(Task details): Can you rewrite the data, from its first line through the line containing "42, 339, 57]", as a JSON list of strings with one string per line and blank lines left out?

>> Start Available data

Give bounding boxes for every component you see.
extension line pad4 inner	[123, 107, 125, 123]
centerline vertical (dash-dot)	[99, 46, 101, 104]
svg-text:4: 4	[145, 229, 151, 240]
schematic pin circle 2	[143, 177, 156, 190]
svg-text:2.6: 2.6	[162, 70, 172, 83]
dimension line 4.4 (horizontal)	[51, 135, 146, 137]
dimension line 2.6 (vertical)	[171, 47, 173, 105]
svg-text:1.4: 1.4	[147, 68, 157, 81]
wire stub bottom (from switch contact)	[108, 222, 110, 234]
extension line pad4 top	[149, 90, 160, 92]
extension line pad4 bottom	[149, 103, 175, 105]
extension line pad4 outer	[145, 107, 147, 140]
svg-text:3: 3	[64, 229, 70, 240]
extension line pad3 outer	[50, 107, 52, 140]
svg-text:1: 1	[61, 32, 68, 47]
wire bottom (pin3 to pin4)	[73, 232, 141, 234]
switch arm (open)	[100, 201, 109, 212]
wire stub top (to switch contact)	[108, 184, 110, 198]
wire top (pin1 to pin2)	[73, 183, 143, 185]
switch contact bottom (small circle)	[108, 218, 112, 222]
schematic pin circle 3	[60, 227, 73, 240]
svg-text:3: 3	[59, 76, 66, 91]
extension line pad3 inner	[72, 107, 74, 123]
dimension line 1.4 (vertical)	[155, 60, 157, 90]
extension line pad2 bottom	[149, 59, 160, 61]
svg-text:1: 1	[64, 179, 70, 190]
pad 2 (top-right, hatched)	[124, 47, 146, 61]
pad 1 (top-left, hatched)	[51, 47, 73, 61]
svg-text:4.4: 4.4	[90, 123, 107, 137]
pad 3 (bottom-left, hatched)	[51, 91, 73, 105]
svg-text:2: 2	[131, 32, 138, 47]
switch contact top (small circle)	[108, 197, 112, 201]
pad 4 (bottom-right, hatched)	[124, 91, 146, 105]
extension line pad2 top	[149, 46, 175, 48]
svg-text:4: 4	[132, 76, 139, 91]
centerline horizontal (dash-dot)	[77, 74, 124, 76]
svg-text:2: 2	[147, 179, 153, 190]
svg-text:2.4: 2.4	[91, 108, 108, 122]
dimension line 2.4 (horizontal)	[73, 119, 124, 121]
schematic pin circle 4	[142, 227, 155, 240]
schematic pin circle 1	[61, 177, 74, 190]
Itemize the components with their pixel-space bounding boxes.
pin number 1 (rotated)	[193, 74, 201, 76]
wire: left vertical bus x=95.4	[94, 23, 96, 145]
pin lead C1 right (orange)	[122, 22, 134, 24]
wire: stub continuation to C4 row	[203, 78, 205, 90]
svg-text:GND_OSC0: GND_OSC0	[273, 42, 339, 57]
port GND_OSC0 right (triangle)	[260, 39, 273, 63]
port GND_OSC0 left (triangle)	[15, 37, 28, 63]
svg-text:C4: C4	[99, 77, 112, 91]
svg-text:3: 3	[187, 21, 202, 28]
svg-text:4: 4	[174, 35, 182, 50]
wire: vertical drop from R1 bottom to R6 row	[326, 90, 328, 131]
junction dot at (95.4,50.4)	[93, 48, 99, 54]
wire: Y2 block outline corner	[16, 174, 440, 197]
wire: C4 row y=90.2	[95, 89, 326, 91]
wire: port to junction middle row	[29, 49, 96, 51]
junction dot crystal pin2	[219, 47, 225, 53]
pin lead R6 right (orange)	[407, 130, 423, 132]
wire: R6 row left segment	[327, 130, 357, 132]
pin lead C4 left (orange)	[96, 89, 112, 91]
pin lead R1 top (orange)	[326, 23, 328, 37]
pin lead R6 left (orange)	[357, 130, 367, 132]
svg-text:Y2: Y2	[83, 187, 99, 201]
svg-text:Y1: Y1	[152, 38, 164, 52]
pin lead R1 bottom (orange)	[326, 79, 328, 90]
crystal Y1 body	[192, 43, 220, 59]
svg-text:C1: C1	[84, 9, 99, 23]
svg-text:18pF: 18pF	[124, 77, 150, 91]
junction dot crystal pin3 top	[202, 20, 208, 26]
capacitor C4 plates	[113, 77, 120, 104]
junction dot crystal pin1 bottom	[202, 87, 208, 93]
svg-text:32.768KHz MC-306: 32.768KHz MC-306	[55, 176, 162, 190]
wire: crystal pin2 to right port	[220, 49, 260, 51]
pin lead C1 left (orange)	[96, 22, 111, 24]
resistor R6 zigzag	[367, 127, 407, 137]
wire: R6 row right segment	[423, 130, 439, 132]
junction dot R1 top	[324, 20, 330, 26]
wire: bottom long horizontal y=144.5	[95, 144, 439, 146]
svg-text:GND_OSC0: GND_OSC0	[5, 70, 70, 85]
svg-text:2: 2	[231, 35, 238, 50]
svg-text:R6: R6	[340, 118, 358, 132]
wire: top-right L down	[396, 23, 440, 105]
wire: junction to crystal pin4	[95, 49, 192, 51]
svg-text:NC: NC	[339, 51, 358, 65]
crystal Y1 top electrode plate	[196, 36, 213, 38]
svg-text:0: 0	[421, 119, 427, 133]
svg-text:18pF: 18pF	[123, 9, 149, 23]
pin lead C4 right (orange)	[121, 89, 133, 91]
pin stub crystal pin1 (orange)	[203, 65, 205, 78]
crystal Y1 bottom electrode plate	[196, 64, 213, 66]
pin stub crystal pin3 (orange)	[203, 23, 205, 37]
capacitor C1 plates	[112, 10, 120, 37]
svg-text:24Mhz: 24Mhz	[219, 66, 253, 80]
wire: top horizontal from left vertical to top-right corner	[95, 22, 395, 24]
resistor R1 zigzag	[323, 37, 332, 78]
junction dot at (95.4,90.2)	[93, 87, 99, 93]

>> End Available data

(Answer in full):
[
  "Give bounding boxes for every component you see.",
  "extension line pad4 inner\t[123, 107, 125, 123]",
  "centerline vertical (dash-dot)\t[99, 46, 101, 104]",
  "svg-text:4: 4\t[145, 229, 151, 240]",
  "schematic pin circle 2\t[143, 177, 156, 190]",
  "svg-text:2.6: 2.6\t[162, 70, 172, 83]",
  "dimension line 4.4 (horizontal)\t[51, 135, 146, 137]",
  "dimension line 2.6 (vertical)\t[171, 47, 173, 105]",
  "svg-text:1.4: 1.4\t[147, 68, 157, 81]",
  "wire stub bottom (from switch contact)\t[108, 222, 110, 234]",
  "extension line pad4 top\t[149, 90, 160, 92]",
  "extension line pad4 bottom\t[149, 103, 175, 105]",
  "extension line pad4 outer\t[145, 107, 147, 140]",
  "svg-text:3: 3\t[64, 229, 70, 240]",
  "extension line pad3 outer\t[50, 107, 52, 140]",
  "svg-text:1: 1\t[61, 32, 68, 47]",
  "wire bottom (pin3 to pin4)\t[73, 232, 141, 234]",
  "switch arm (open)\t[100, 201, 109, 212]",
  "wire stub top (to switch contact)\t[108, 184, 110, 198]",
  "wire top (pin1 to pin2)\t[73, 183, 143, 185]",
  "switch contact bottom (small circle)\t[108, 218, 112, 222]",
  "schematic pin circle 3\t[60, 227, 73, 240]",
  "svg-text:3: 3\t[59, 76, 66, 91]",
  "extension line pad3 inner\t[72, 107, 74, 123]",
  "dimension line 1.4 (vertical)\t[155, 60, 157, 90]",
  "extension line pad2 bottom\t[149, 59, 160, 61]",
  "svg-text:1: 1\t[64, 179, 70, 190]",
  "pad 2 (top-right, hatched)\t[124, 47, 146, 61]",
  "pad 1 (top-left, hatched)\t[51, 47, 73, 61]",
  "svg-text:4.4: 4.4\t[90, 123, 107, 137]",
  "pad 3 (bottom-left, hatched)\t[51, 91, 73, 105]",
  "svg-text:2: 2\t[131, 32, 138, 47]",
  "switch contact top (small circle)\t[108, 197, 112, 201]",
  "pad 4 (bottom-right, hatched)\t[124, 91, 146, 105]",
  "extension line pad2 top\t[149, 46, 175, 48]",
  "svg-text:4: 4\t[132, 76, 139, 91]",
  "centerline horizontal (dash-dot)\t[77, 74, 124, 76]",
  "svg-text:2: 2\t[147, 179, 153, 190]",
  "svg-text:2.4: 2.4\t[91, 108, 108, 122]",
  "dimension line 2.4 (horizontal)\t[73, 119, 124, 121]",
  "schematic pin circle 4\t[142, 227, 155, 240]",
  "schematic pin circle 1\t[61, 177, 74, 190]",
  "Itemize the components with their pixel-space bounding boxes.",
  "pin number 1 (rotated)\t[193, 74, 201, 76]",
  "wire: left vertical bus x=95.4\t[94, 23, 96, 145]",
  "pin lead C1 right (orange)\t[122, 22, 134, 24]",
  "wire: stub continuation to C4 row\t[203, 78, 205, 90]",
  "svg-text:GND_OSC0: GND_OSC0\t[273, 42, 339, 57]"
]